Aim of the exercise:
Quote, verbatim, all material below, without pictures.

(Dataset records)

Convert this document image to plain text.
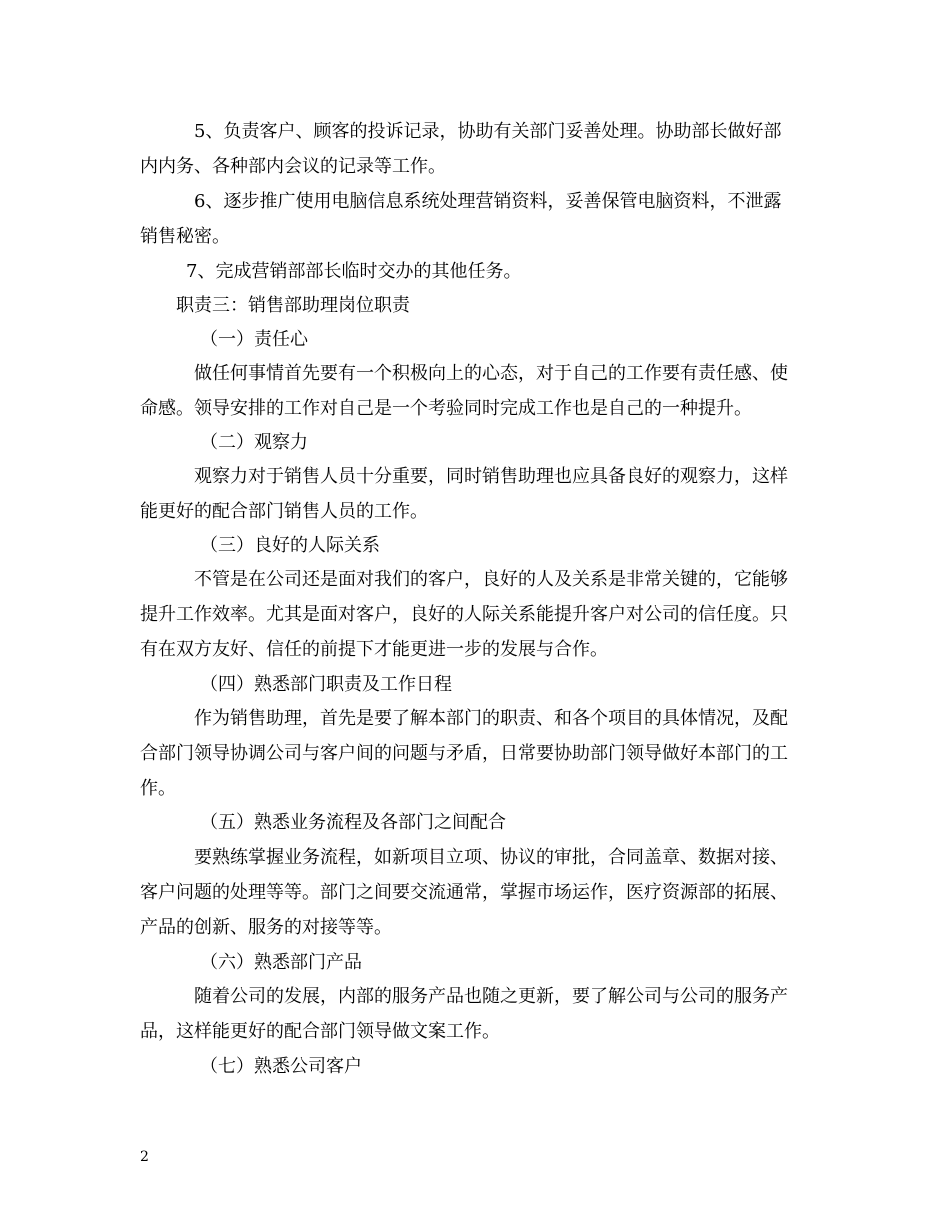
5、负责客户、顾客的投诉记录，协助有关部门妥善处理。协助部长做好部
内内务、各种部内会议的记录等工作。
6、逐步推广使用电脑信息系统处理营销资料，妥善保管电脑资料，不泄露
销售秘密。
7、完成营销部部长临时交办的其他任务。
职责三：销售部助理岗位职责
（一）责任心
做任何事情首先要有一个积极向上的心态，对于自己的工作要有责任感、使
命感。领导安排的工作对自己是一个考验同时完成工作也是自己的一种提升。
（二）观察力
观察力对于销售人员十分重要，同时销售助理也应具备良好的观察力，这样
能更好的配合部门销售人员的工作。
（三）良好的人际关系
不管是在公司还是面对我们的客户，良好的人及关系是非常关键的，它能够
提升工作效率。尤其是面对客户，良好的人际关系能提升客户对公司的信任度。只
有在双方友好、信任的前提下才能更进一步的发展与合作。
（四）熟悉部门职责及工作日程
作为销售助理，首先是要了解本部门的职责、和各个项目的具体情况，及配
合部门领导协调公司与客户间的问题与矛盾，日常要协助部门领导做好本部门的工
作。
（五）熟悉业务流程及各部门之间配合
要熟练掌握业务流程，如新项目立项、协议的审批，合同盖章、数据对接、
客户问题的处理等等。部门之间要交流通常，掌握市场运作，医疗资源部的拓展、
产品的创新、服务的对接等等。
（六）熟悉部门产品
随着公司的发展，内部的服务产品也随之更新，要了解公司与公司的服务产
品，这样能更好的配合部门领导做文案工作。
（七）熟悉公司客户
2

In response:
Convert this document image to plain text.
5、负责客户、顾客的投诉记录，协助有关部门妥善处理。协助部长做好部
内内务、各种部内会议的记录等工作。
6、逐步推广使用电脑信息系统处理营销资料，妥善保管电脑资料，不泄露
销售秘密。
7、完成营销部部长临时交办的其他任务。
职责三：销售部助理岗位职责
（一）责任心
做任何事情首先要有一个积极向上的心态，对于自己的工作要有责任感、使
命感。领导安排的工作对自己是一个考验同时完成工作也是自己的一种提升。
（二）观察力
观察力对于销售人员十分重要，同时销售助理也应具备良好的观察力，这样
能更好的配合部门销售人员的工作。
（三）良好的人际关系
不管是在公司还是面对我们的客户，良好的人及关系是非常关键的，它能够
提升工作效率。尤其是面对客户，良好的人际关系能提升客户对公司的信任度。只
有在双方友好、信任的前提下才能更进一步的发展与合作。
（四）熟悉部门职责及工作日程
作为销售助理，首先是要了解本部门的职责、和各个项目的具体情况，及配
合部门领导协调公司与客户间的问题与矛盾，日常要协助部门领导做好本部门的工
作。
（五）熟悉业务流程及各部门之间配合
要熟练掌握业务流程，如新项目立项、协议的审批，合同盖章、数据对接、
客户问题的处理等等。部门之间要交流通常，掌握市场运作，医疗资源部的拓展、
产品的创新、服务的对接等等。
（六）熟悉部门产品
随着公司的发展，内部的服务产品也随之更新，要了解公司与公司的服务产
品，这样能更好的配合部门领导做文案工作。
（七）熟悉公司客户
2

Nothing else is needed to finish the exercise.